REQUIRED TASK | Search the data for the string "this" and gather each line it is in.

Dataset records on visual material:
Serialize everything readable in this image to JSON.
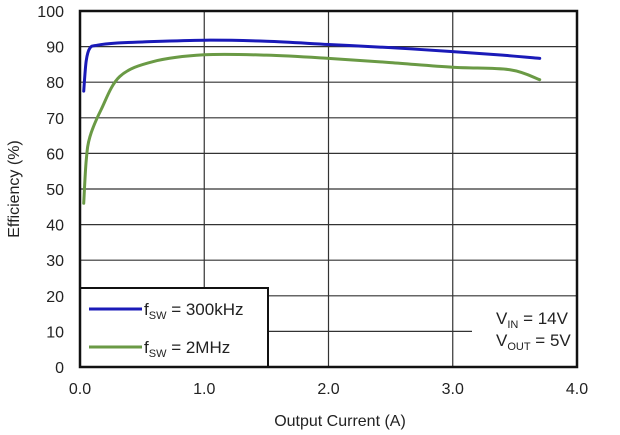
{
  "chart_data": {
    "type": "line",
    "title": "",
    "xlabel": "Output Current (A)",
    "ylabel": "Efficiency (%)",
    "xlim": [
      0,
      4
    ],
    "ylim": [
      0,
      100
    ],
    "xticks": [
      "0.0",
      "1.0",
      "2.0",
      "3.0",
      "4.0"
    ],
    "yticks": [
      "0",
      "10",
      "20",
      "30",
      "40",
      "50",
      "60",
      "70",
      "80",
      "90",
      "100"
    ],
    "grid": true,
    "legend_position": "bottom-left",
    "series": [
      {
        "name": "fSW = 300kHz",
        "label_main": "f",
        "label_sub": "SW",
        "label_rest": " = 300kHz",
        "color": "#1a1ab8",
        "x": [
          0.03,
          0.05,
          0.08,
          0.14,
          0.3,
          0.5,
          1.0,
          1.5,
          2.0,
          2.5,
          3.0,
          3.4,
          3.7
        ],
        "y": [
          77.5,
          86,
          89.6,
          90.4,
          91.0,
          91.3,
          91.8,
          91.5,
          90.6,
          89.7,
          88.6,
          87.6,
          86.7
        ]
      },
      {
        "name": "fSW = 2MHz",
        "label_main": "f",
        "label_sub": "SW",
        "label_rest": " = 2MHz",
        "color": "#6a9a45",
        "x": [
          0.03,
          0.05,
          0.08,
          0.17,
          0.32,
          0.59,
          1.0,
          1.5,
          2.0,
          2.5,
          3.0,
          3.46,
          3.7
        ],
        "y": [
          46,
          58,
          64.7,
          72.3,
          81.6,
          85.8,
          87.7,
          87.6,
          86.7,
          85.5,
          84.2,
          83.5,
          80.7
        ]
      }
    ],
    "annotation": {
      "vin_main": "V",
      "vin_sub": "IN",
      "vin_rest": " = 14V",
      "vout_main": "V",
      "vout_sub": "OUT",
      "vout_rest": " = 5V"
    }
  }
}
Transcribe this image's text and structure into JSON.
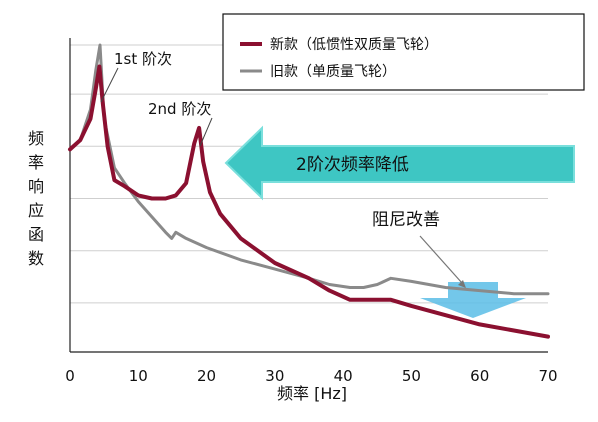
{
  "chart_data": {
    "type": "line",
    "xlabel": "频率 [Hz]",
    "ylabel": "频率响应函数",
    "xlim": [
      0,
      70
    ],
    "xticks": [
      0,
      10,
      20,
      30,
      40,
      50,
      60,
      70
    ],
    "grid": "horizontal",
    "legend_position": "top-right",
    "series": [
      {
        "name": "新款（低惯性双质量飞轮）",
        "color": "#8b1030",
        "x": [
          0,
          1.5,
          3,
          3.8,
          4.3,
          4.8,
          5.5,
          6.5,
          8,
          10,
          12,
          14,
          15.5,
          17,
          18.2,
          18.9,
          19.5,
          20.5,
          22,
          25,
          30,
          35,
          38,
          41,
          43,
          45,
          47,
          50,
          55,
          60,
          65,
          70
        ],
        "y": [
          0.66,
          0.69,
          0.76,
          0.86,
          0.93,
          0.81,
          0.67,
          0.56,
          0.54,
          0.51,
          0.5,
          0.5,
          0.51,
          0.55,
          0.68,
          0.73,
          0.62,
          0.52,
          0.45,
          0.37,
          0.29,
          0.24,
          0.2,
          0.17,
          0.17,
          0.17,
          0.17,
          0.15,
          0.12,
          0.09,
          0.07,
          0.05
        ]
      },
      {
        "name": "旧款（单质量飞轮）",
        "color": "#8a8a8a",
        "x": [
          0,
          1.5,
          3,
          3.8,
          4.4,
          5,
          6.5,
          8,
          10,
          12,
          14,
          14.9,
          15.5,
          17,
          20,
          25,
          30,
          35,
          38,
          41,
          43,
          45,
          47,
          50,
          55,
          60,
          65,
          70
        ],
        "y": [
          0.66,
          0.69,
          0.79,
          0.92,
          1.0,
          0.76,
          0.6,
          0.55,
          0.49,
          0.44,
          0.39,
          0.37,
          0.39,
          0.37,
          0.34,
          0.3,
          0.27,
          0.24,
          0.22,
          0.21,
          0.21,
          0.22,
          0.24,
          0.23,
          0.21,
          0.2,
          0.19,
          0.19
        ]
      }
    ],
    "annotations": [
      {
        "id": "peak1",
        "text": "1st 阶次"
      },
      {
        "id": "peak2",
        "text": "2nd 阶次"
      },
      {
        "id": "shift",
        "text": "2阶次频率降低"
      },
      {
        "id": "damping",
        "text": "阻尼改善"
      }
    ]
  },
  "colors": {
    "new_series": "#8b1030",
    "old_series": "#8a8a8a",
    "big_arrow": "#3ec6c3",
    "big_arrow_edge": "#7adfdc",
    "small_arrow": "#5bbde6"
  }
}
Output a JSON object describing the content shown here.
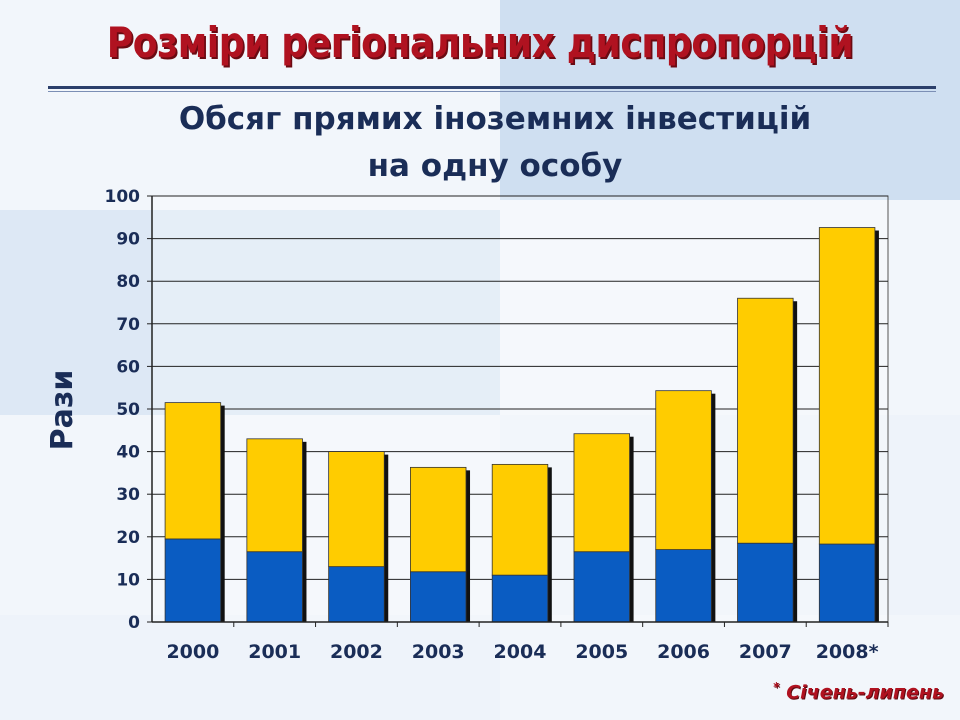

COMPLETED EXERCISE |
Serialize everything readable in this image to JSON.
Transcribe this image's text and structure into JSON.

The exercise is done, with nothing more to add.